作成内容: 性感染症に関する掲載文の「A.症状」の項から、女児の症状として挙げられているものをすべて書き出してください。

掲載文:
..............................

診療支援
治療

性感染症(女性,男性)
sexually transmitted infection(female,male)
早乙女智子
(ルイ・パストゥール医学研究センター)

●病態

・性的行為によって病原体に感染し,持続感染を起こすウイルス性の疾患と,かゆみや分泌物の増加などの症状が出るクラミジアなどの感染症がある.

・小児においては,性的虐待や性被害を疑う根拠となる.

・外遊びで感染するのは土中の雑菌などであり,梅毒,クラミジア,HIVなどの性感染症は基本的にヒトからヒトへの性行為でのみ感染する.口腔内,性器や肛門など性的行為によって侵襲を受ける粘膜病変が主である.

・近年,梅毒の増加が著しい.進行度により症状が多彩なので疑うことが重要である.

A.症状

・陰茎亀頭部の発赤,陰部皮膚病変,水疱,いぼ,膿状の分泌物,痛みや瘙痒感,鼠径リンパ節腫脹など(男児).

・外陰部の発赤,かゆみ,水疱,いぼ,白色,黄色~緑色などの帯下,鼠径リンパ節腫脹など(女児).

B.診察のポイント

・幼児では症状の訴えが直接的ではないので,頻繁に性器周りを触る,トイレに行くなどの普段と違う様子から感染症を疑う.

..............................

ページ領域分割データ

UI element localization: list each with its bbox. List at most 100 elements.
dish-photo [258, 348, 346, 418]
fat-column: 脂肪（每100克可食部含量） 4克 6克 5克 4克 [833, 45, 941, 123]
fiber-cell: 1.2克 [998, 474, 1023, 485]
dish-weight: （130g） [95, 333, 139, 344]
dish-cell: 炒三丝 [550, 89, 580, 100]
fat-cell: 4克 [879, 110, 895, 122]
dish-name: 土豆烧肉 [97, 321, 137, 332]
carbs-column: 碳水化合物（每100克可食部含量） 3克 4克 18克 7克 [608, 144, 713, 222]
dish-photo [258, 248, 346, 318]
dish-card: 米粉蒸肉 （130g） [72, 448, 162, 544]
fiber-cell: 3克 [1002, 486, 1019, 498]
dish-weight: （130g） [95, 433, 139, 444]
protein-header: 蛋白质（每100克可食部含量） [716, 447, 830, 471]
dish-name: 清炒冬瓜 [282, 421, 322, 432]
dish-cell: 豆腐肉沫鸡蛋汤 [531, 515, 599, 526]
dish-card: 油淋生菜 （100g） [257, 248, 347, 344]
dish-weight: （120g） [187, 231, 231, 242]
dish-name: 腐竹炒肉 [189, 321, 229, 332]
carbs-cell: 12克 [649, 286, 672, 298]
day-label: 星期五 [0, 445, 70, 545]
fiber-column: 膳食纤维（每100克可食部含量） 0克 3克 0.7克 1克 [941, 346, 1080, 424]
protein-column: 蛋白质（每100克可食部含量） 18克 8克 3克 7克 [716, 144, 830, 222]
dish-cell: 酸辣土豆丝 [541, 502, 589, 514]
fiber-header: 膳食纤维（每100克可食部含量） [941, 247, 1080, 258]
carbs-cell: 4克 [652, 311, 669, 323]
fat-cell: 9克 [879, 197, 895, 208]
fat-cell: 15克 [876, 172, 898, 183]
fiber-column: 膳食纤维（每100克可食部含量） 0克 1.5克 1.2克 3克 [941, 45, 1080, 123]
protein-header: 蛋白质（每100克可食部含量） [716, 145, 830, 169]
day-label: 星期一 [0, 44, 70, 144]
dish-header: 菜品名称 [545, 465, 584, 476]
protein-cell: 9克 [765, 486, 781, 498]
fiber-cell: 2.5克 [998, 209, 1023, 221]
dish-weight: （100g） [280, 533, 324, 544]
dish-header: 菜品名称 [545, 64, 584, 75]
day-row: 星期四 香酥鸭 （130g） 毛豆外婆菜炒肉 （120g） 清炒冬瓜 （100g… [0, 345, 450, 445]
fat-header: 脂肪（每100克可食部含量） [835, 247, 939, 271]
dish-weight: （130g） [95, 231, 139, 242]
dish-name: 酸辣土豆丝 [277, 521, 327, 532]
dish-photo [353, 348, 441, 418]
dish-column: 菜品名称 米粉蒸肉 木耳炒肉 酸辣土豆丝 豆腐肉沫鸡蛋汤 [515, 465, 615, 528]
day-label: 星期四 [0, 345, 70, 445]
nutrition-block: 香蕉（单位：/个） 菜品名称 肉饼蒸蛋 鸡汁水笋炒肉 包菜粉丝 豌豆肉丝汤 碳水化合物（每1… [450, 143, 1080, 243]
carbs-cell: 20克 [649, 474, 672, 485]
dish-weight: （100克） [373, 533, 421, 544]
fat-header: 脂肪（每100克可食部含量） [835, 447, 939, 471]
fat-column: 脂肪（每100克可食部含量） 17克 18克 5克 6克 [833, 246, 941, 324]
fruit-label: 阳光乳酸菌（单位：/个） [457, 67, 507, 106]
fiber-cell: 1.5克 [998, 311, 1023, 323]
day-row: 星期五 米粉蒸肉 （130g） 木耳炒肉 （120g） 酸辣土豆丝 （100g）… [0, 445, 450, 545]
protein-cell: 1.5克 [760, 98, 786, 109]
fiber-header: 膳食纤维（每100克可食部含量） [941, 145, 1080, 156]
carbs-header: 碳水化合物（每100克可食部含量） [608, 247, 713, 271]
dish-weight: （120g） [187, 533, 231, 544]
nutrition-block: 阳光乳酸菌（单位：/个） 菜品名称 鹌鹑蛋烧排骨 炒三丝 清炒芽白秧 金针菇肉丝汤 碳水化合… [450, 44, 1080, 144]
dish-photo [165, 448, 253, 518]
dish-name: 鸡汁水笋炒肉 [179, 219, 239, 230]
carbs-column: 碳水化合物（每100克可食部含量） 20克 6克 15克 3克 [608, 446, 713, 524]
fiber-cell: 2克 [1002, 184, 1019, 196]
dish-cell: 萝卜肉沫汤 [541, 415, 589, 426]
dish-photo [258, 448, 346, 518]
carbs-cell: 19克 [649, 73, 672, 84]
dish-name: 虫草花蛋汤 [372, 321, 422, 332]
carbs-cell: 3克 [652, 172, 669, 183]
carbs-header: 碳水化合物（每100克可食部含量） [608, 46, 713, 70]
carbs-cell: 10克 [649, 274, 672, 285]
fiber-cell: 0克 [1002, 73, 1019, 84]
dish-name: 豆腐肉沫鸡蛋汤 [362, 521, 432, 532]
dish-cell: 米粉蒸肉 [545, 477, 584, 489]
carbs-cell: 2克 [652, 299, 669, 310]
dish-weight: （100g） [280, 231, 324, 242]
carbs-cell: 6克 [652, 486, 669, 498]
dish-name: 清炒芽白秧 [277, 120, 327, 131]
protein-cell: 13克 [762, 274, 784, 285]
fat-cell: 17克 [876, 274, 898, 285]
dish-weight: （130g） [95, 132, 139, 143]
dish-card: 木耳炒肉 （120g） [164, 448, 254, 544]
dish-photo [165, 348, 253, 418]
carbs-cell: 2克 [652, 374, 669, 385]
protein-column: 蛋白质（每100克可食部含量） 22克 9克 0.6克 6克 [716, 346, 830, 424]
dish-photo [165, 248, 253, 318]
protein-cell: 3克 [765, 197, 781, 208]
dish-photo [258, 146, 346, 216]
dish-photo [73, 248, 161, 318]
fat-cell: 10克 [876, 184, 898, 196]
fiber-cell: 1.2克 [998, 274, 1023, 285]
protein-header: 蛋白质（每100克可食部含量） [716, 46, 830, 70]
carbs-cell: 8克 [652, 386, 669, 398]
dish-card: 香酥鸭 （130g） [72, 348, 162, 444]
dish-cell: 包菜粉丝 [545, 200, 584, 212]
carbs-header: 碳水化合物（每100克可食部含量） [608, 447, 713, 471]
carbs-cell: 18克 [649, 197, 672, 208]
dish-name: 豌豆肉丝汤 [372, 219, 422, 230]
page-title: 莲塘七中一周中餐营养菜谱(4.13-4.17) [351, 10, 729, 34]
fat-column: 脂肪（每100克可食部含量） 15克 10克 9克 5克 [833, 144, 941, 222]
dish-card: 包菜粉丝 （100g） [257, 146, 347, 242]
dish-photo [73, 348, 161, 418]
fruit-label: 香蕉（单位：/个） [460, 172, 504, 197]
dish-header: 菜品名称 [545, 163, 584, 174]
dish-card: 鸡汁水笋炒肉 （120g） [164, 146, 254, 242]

..............................

回答結果:
・外陰部の発赤
・かゆみ
・水疱
・いぼ
・白色、黄色~緑色などの帯下
・鼠径リンパ節腫脹